* TASK INSTRUCTIONS *
Set out everything from the start of the data down to the line containing "y-tick-label: $4,000 xyxy=(1103,1247,1155,1266)", with both ends included, as a numbered list. Leave out any blank lines.

* PROVIDED RECORDS *
**********
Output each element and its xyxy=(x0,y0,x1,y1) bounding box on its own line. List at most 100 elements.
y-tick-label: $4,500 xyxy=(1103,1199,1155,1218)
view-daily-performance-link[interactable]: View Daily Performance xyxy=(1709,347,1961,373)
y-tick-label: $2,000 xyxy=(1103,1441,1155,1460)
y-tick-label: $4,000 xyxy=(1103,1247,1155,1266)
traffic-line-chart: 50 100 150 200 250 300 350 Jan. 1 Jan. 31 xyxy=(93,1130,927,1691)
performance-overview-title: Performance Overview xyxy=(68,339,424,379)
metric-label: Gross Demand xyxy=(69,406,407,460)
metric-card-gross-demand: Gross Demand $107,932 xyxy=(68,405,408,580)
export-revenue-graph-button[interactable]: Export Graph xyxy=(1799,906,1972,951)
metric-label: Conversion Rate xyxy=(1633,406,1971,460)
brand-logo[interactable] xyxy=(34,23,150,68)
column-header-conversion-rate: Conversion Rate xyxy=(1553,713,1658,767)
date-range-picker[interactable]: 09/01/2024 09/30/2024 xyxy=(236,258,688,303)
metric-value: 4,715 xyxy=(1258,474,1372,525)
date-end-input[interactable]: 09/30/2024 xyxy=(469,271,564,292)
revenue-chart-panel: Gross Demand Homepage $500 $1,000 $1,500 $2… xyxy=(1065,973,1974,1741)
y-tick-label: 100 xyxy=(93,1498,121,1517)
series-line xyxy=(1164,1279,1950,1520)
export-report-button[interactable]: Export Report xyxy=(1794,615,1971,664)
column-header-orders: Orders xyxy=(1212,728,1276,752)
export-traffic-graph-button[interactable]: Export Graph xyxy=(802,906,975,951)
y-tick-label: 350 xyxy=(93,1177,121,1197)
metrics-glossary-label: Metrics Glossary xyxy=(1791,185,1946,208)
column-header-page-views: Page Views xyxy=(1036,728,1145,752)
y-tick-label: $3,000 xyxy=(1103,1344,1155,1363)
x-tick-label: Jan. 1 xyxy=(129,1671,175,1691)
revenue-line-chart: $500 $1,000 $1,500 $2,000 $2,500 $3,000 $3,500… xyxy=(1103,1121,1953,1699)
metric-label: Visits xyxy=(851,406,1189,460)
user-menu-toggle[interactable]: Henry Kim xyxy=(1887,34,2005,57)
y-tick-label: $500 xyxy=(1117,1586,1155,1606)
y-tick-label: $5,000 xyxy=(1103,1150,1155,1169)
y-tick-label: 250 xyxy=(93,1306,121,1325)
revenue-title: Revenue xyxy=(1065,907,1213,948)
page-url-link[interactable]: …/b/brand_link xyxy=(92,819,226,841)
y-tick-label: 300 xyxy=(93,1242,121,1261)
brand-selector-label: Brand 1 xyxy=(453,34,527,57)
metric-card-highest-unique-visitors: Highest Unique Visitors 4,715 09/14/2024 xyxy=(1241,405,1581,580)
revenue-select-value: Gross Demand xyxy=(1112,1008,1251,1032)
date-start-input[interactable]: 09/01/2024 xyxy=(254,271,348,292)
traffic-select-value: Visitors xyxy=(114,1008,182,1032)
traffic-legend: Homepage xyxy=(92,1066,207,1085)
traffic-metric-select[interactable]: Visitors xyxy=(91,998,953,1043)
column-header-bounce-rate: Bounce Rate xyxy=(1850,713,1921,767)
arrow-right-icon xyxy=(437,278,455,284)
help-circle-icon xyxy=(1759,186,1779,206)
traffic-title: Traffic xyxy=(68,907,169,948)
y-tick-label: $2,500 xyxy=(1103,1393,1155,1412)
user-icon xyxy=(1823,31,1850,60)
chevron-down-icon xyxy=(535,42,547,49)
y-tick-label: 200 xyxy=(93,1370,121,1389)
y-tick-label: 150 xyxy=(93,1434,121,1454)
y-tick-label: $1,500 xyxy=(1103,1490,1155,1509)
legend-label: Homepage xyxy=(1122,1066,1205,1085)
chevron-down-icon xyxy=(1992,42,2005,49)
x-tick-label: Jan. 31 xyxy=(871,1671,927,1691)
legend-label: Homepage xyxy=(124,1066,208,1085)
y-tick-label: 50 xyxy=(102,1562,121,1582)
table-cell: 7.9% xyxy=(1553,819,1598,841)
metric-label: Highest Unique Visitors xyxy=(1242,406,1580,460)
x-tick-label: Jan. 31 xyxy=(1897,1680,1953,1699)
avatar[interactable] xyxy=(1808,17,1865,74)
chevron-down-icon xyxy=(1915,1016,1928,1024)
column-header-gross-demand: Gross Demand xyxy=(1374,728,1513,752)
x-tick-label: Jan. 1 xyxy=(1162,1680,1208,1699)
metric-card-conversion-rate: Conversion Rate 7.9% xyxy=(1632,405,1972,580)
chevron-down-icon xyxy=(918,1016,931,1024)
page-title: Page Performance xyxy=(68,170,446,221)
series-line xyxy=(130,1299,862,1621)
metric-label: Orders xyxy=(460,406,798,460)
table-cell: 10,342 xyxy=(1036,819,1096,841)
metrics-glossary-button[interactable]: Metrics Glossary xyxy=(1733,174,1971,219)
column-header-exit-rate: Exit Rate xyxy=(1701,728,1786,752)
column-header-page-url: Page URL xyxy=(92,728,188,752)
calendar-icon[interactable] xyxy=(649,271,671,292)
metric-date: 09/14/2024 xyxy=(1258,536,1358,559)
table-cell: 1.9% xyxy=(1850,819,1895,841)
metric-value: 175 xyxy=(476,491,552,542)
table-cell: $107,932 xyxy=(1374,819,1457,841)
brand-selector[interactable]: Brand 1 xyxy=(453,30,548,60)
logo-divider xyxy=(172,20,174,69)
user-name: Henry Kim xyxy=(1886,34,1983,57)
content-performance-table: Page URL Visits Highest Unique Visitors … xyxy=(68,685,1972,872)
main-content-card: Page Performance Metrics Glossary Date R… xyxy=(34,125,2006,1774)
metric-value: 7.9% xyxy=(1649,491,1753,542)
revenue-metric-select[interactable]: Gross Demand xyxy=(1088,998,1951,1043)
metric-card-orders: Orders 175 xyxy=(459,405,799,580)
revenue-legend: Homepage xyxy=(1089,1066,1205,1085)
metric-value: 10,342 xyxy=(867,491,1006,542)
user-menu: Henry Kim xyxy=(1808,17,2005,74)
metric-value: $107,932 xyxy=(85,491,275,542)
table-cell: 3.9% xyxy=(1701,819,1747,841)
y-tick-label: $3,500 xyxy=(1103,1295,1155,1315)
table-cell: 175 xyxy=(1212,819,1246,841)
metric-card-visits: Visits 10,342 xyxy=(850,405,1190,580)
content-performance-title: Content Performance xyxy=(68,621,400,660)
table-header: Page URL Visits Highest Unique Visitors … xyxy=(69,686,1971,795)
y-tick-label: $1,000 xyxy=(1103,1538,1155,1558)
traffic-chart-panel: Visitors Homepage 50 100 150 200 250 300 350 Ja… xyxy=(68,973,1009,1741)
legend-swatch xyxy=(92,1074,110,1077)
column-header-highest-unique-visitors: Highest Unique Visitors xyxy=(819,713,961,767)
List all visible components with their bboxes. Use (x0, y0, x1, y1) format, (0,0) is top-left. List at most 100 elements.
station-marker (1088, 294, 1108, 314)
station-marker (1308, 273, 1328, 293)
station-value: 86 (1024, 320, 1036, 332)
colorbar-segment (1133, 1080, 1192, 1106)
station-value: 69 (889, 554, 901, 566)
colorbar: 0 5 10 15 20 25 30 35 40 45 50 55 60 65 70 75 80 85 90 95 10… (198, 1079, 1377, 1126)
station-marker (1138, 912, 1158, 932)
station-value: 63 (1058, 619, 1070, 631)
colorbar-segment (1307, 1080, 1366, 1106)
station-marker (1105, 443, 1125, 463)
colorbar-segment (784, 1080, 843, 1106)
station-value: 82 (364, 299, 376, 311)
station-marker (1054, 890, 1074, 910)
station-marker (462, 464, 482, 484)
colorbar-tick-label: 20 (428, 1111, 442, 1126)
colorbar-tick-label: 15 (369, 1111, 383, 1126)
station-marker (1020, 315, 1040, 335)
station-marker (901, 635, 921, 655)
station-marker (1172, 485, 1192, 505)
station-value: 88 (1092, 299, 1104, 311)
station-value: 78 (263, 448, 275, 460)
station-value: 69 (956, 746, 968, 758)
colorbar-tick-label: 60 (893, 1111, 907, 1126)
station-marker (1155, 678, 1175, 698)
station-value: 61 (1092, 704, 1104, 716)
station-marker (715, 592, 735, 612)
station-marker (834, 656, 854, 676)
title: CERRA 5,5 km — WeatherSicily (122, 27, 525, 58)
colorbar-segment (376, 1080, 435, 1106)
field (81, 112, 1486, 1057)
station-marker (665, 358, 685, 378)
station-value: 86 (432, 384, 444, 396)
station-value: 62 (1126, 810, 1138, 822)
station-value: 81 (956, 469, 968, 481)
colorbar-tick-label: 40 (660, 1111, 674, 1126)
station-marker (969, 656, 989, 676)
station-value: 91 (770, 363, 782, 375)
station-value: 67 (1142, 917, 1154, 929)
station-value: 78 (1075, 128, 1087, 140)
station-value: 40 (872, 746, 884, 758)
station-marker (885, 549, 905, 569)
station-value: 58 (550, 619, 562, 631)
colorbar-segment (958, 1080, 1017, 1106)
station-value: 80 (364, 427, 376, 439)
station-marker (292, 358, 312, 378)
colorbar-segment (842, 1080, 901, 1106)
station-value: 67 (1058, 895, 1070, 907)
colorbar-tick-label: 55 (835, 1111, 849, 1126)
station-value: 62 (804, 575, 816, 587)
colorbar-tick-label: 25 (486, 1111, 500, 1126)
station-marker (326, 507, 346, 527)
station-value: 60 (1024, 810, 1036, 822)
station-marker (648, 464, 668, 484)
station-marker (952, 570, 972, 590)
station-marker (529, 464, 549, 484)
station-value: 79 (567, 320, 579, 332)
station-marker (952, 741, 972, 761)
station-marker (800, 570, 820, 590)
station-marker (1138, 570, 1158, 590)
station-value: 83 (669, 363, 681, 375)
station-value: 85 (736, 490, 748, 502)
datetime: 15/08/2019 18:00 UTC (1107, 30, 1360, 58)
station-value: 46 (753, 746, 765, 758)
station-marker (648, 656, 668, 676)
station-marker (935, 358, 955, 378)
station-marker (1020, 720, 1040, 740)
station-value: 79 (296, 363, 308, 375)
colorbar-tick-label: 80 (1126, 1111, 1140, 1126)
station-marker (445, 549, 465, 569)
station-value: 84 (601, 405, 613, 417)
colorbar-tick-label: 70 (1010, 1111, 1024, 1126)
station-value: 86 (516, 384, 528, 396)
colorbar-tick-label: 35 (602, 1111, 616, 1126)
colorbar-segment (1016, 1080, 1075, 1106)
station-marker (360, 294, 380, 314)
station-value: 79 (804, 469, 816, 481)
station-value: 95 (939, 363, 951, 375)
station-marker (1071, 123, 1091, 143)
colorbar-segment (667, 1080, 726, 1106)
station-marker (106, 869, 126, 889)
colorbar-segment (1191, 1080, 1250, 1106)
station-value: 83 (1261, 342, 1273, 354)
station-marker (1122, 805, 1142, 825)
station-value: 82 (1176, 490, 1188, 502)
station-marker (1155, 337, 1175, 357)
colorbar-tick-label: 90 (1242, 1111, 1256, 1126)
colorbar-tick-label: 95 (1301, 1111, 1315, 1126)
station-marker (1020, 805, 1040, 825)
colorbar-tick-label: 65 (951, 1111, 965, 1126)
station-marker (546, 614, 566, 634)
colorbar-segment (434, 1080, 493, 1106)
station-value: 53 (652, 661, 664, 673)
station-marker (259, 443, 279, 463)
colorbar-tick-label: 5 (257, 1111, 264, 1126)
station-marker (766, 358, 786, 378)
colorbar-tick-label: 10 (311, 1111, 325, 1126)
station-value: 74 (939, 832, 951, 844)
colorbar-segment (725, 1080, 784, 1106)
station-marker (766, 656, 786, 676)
**********
* ANSWER TO THIS EXERCISE *
1. Output each element and its xyxy=(x0,y0,x1,y1) bounding box on its own line. List at most 100 elements.
2. y-tick-label: $4,500 xyxy=(1103,1199,1155,1218)
3. view-daily-performance-link[interactable]: View Daily Performance xyxy=(1709,347,1961,373)
4. y-tick-label: $2,000 xyxy=(1103,1441,1155,1460)
5. y-tick-label: $4,000 xyxy=(1103,1247,1155,1266)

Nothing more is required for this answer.